EXERCISE GOAL:
Count, in the entries, the lines with "selon". Answer with the number only.

MATERIAL PROVIDED:
·····

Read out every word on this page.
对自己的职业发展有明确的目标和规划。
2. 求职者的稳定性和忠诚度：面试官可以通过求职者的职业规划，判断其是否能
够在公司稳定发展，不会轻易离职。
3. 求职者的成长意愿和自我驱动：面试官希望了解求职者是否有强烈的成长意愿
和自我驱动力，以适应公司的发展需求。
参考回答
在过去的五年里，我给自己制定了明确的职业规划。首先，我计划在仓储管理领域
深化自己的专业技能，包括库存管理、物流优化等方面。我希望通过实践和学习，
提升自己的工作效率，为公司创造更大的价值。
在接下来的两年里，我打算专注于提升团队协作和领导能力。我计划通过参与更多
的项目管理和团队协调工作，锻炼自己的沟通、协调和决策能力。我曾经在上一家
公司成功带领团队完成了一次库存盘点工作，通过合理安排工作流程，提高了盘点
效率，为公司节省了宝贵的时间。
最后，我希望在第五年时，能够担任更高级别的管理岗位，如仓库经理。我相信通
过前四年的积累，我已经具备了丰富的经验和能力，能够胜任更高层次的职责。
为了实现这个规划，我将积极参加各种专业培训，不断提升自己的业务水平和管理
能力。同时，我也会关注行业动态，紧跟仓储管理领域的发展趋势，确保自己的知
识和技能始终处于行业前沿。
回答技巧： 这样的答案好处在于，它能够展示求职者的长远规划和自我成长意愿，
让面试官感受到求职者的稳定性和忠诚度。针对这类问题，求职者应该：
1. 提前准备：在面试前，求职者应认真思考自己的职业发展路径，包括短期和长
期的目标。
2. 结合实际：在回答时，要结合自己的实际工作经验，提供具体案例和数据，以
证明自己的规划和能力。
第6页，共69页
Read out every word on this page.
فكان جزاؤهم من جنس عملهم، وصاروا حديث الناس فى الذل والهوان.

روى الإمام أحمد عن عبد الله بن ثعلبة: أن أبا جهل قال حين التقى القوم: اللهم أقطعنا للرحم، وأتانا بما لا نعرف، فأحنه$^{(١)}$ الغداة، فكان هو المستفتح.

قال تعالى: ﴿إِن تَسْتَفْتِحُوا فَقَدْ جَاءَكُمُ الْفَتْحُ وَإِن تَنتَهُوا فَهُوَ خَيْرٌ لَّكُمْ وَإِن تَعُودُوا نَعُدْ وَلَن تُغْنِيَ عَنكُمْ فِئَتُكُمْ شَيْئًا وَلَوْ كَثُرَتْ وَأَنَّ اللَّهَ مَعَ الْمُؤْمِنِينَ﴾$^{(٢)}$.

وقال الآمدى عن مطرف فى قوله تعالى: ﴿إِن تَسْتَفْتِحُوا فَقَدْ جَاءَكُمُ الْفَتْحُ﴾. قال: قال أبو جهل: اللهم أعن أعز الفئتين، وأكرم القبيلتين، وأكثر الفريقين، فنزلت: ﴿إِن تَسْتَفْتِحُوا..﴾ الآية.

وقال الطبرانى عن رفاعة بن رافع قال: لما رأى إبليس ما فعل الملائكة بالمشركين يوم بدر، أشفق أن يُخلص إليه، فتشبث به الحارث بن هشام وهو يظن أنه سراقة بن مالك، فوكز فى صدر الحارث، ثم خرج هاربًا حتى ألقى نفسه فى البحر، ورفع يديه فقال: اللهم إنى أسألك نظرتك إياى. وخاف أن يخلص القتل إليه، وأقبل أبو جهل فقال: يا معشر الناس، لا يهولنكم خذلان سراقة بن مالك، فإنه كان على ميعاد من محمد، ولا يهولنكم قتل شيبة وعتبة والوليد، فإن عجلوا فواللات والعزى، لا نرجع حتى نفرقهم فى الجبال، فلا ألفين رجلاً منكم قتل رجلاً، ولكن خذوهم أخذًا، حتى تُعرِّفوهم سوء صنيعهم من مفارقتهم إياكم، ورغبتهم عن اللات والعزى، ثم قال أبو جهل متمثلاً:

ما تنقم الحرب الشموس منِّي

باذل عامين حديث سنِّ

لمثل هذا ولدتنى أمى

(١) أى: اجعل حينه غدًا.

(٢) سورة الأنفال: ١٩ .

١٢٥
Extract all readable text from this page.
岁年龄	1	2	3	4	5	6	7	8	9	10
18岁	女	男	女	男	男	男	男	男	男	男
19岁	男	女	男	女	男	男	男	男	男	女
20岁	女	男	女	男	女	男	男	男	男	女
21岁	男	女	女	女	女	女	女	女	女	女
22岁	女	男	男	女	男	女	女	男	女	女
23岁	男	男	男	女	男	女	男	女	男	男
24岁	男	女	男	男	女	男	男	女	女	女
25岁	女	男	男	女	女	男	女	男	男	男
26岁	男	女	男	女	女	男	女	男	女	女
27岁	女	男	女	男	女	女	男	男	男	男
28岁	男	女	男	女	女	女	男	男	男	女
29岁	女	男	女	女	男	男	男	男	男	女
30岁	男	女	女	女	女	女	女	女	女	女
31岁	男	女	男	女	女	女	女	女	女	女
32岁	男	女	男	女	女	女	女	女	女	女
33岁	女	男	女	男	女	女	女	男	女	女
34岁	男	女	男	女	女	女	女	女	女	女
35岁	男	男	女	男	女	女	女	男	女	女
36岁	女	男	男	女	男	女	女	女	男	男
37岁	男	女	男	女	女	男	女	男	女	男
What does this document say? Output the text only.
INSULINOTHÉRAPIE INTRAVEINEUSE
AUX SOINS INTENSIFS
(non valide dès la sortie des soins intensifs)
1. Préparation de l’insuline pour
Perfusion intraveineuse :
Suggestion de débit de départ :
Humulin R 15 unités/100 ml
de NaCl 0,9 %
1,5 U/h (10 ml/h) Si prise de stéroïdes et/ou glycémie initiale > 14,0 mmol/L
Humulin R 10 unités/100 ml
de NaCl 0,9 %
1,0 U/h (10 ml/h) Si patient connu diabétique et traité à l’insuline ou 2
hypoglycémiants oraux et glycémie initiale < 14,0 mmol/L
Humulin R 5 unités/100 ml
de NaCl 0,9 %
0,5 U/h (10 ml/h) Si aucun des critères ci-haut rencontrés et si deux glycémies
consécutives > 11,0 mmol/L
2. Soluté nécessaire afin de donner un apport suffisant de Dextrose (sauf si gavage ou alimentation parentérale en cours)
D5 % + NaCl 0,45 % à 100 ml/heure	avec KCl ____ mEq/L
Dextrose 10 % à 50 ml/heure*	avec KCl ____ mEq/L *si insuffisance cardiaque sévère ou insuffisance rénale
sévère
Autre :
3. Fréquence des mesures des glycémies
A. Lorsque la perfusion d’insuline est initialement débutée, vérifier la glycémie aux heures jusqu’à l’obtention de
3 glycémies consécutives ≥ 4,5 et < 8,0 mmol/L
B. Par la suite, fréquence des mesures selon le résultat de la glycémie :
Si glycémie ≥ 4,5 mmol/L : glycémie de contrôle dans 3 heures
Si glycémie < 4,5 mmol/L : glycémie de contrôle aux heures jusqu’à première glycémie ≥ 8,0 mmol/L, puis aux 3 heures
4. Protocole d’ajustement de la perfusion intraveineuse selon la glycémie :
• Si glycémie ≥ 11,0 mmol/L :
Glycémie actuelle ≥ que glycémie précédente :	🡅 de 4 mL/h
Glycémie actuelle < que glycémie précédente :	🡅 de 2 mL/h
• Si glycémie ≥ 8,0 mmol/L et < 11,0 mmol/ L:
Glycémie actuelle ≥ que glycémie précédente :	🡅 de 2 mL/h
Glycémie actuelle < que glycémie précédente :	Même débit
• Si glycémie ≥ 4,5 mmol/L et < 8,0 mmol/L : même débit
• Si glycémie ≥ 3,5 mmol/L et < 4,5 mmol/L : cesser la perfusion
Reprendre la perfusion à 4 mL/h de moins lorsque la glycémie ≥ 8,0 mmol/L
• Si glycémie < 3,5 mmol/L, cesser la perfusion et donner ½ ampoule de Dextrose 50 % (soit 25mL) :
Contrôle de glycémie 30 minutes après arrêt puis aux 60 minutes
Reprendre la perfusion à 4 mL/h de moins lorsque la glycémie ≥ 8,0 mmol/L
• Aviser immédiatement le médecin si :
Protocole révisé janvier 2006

·····

RESULT FOR THIS EXERCISE:
2